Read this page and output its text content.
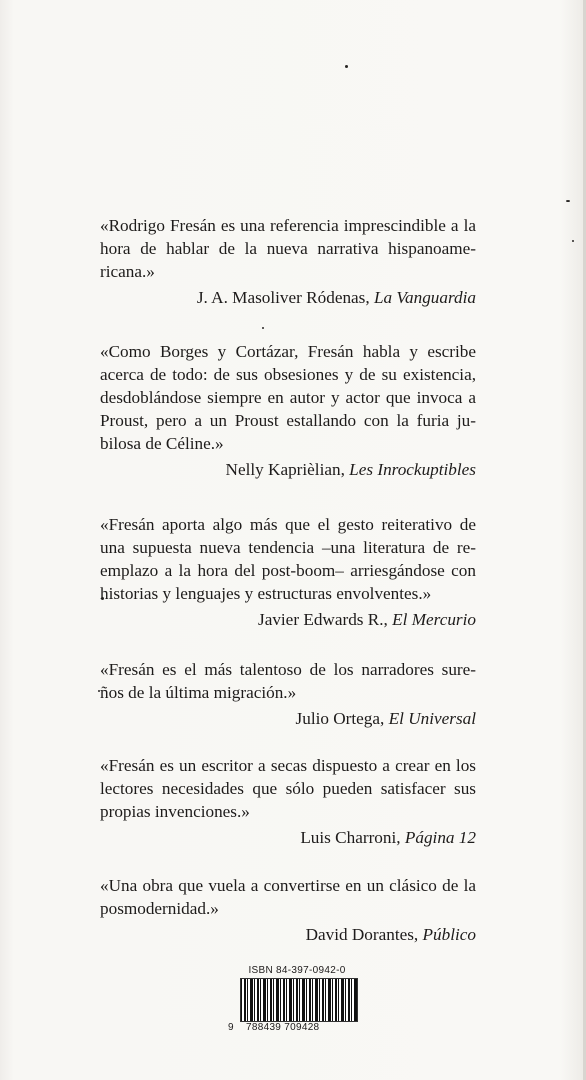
«Rodrigo Fresán es una referencia imprescindible a la hora de hablar de la nueva narrativa hispanoame- ricana.»

J. A. Masoliver Ródenas, La Vanguardia

«Como Borges y Cortázar, Fresán habla y escribe acerca de todo: de sus obsesiones y de su existencia, desdoblándose siempre en autor y actor que invoca a Proust, pero a un Proust estallando con la furia ju- bilosa de Céline.»

Nelly Kaprièlian, Les Inrockuptibles

«Fresán aporta algo más que el gesto reiterativo de una supuesta nueva tendencia –una literatura de re- emplazo a la hora del post-boom– arriesgándose con historias y lenguajes y estructuras envolventes.»

Javier Edwards R., El Mercurio

«Fresán es el más talentoso de los narradores sure- ños de la última migración.»

Julio Ortega, El Universal

«Fresán es un escritor a secas dispuesto a crear en los lectores necesidades que sólo pueden satisfacer sus propias invenciones.»

Luis Charroni, Página 12

«Una obra que vuela a convertirse en un clásico de la posmodernidad.»

David Dorantes, Público

ISBN 84-397-0942-0
9 788439 709428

#####

Do this:
Set each line of the records down exactly, leaving every picture out.

Correct answer:
Read this page and output its text content.
«Rodrigo Fresán es una referencia imprescindible a la hora de hablar de la nueva narrativa hispanoame- ricana.»

J. A. Masoliver Ródenas, La Vanguardia

«Como Borges y Cortázar, Fresán habla y escribe acerca de todo: de sus obsesiones y de su existencia, desdoblándose siempre en autor y actor que invoca a Proust, pero a un Proust estallando con la furia ju- bilosa de Céline.»

Nelly Kaprièlian, Les Inrockuptibles

«Fresán aporta algo más que el gesto reiterativo de una supuesta nueva tendencia –una literatura de re- emplazo a la hora del post-boom– arriesgándose con historias y lenguajes y estructuras envolventes.»

Javier Edwards R., El Mercurio

«Fresán es el más talentoso de los narradores sure- ños de la última migración.»

Julio Ortega, El Universal

«Fresán es un escritor a secas dispuesto a crear en los lectores necesidades que sólo pueden satisfacer sus propias invenciones.»

Luis Charroni, Página 12

«Una obra que vuela a convertirse en un clásico de la posmodernidad.»

David Dorantes, Público

ISBN 84-397-0942-0
9 788439 709428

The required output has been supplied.